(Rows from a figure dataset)
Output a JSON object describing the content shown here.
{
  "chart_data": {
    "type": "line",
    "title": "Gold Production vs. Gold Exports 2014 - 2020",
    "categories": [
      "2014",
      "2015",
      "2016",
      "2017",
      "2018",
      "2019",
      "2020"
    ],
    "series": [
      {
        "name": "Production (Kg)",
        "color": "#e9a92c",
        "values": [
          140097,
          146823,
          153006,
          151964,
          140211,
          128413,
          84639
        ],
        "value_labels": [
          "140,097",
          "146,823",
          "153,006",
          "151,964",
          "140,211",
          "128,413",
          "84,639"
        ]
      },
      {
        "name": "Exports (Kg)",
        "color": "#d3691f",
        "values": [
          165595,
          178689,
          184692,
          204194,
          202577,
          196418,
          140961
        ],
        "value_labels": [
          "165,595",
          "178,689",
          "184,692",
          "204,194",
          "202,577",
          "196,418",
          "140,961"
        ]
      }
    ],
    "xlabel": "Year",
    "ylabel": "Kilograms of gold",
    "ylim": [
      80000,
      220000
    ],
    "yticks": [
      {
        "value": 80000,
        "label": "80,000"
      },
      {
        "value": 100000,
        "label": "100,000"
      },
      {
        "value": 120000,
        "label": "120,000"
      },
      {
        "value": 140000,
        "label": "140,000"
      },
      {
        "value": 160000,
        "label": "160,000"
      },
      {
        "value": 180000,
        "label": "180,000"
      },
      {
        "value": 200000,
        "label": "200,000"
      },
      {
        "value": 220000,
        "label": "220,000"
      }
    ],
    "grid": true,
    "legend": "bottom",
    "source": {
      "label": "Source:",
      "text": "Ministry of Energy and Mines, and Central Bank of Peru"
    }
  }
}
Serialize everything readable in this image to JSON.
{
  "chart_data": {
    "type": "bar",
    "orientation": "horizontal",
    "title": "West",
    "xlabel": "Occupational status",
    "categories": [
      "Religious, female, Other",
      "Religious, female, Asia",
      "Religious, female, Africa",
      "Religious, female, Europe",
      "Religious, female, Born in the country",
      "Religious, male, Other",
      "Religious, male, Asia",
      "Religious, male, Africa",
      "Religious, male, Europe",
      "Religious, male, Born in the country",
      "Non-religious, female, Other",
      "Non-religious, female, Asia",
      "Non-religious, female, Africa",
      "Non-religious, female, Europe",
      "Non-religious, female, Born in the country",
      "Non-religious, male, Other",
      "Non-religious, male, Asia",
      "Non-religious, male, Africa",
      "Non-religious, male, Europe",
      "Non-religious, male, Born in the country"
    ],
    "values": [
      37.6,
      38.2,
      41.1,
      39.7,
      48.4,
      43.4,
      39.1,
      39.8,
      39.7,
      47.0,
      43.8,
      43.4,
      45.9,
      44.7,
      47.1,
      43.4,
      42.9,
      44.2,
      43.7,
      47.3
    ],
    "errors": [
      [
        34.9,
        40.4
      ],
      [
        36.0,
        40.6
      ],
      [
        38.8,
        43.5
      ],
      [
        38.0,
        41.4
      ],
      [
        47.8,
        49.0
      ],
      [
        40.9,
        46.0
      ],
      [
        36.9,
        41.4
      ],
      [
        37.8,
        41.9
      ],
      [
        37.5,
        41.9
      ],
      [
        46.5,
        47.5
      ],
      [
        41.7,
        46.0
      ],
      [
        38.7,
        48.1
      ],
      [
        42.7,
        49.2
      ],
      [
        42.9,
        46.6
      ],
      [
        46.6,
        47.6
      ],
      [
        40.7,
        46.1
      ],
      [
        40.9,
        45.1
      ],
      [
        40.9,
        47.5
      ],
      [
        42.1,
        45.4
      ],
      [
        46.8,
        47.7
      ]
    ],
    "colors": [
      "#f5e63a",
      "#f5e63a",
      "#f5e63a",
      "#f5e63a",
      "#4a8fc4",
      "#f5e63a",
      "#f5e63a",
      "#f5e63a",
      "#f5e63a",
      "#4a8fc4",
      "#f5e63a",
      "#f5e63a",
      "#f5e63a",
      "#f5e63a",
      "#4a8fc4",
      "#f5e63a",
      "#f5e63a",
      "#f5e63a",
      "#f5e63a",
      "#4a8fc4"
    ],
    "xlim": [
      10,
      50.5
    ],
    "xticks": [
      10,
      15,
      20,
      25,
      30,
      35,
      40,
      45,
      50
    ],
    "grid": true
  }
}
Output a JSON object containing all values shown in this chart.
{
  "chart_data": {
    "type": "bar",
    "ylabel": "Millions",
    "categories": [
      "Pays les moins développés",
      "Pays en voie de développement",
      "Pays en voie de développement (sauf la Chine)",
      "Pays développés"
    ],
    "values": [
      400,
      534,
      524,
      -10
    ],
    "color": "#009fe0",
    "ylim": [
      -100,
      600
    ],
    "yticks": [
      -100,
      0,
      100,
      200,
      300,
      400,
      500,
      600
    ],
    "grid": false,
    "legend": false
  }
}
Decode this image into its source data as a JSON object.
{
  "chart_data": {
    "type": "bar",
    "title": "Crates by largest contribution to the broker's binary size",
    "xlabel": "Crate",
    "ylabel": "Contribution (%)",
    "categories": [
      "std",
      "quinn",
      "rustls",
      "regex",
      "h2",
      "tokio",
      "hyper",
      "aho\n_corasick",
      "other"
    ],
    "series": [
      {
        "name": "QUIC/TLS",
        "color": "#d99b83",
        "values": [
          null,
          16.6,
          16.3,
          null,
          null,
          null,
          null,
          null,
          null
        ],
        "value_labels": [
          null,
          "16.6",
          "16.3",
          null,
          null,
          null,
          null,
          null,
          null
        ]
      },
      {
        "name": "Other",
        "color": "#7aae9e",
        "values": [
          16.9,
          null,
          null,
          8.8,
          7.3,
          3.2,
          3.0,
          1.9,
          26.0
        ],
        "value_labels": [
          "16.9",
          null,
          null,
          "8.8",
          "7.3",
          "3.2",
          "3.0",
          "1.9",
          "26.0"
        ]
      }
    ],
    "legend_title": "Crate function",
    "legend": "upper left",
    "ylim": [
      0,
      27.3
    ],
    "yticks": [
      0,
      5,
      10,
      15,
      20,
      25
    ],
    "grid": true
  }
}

_TASK DETAILS_: Which lines include the word "grid"? Copy every one of them.

_RESULT FOR THIS EXERCISE_:
    "grid": true,
    "grid": true
    "grid": false,
    "grid": true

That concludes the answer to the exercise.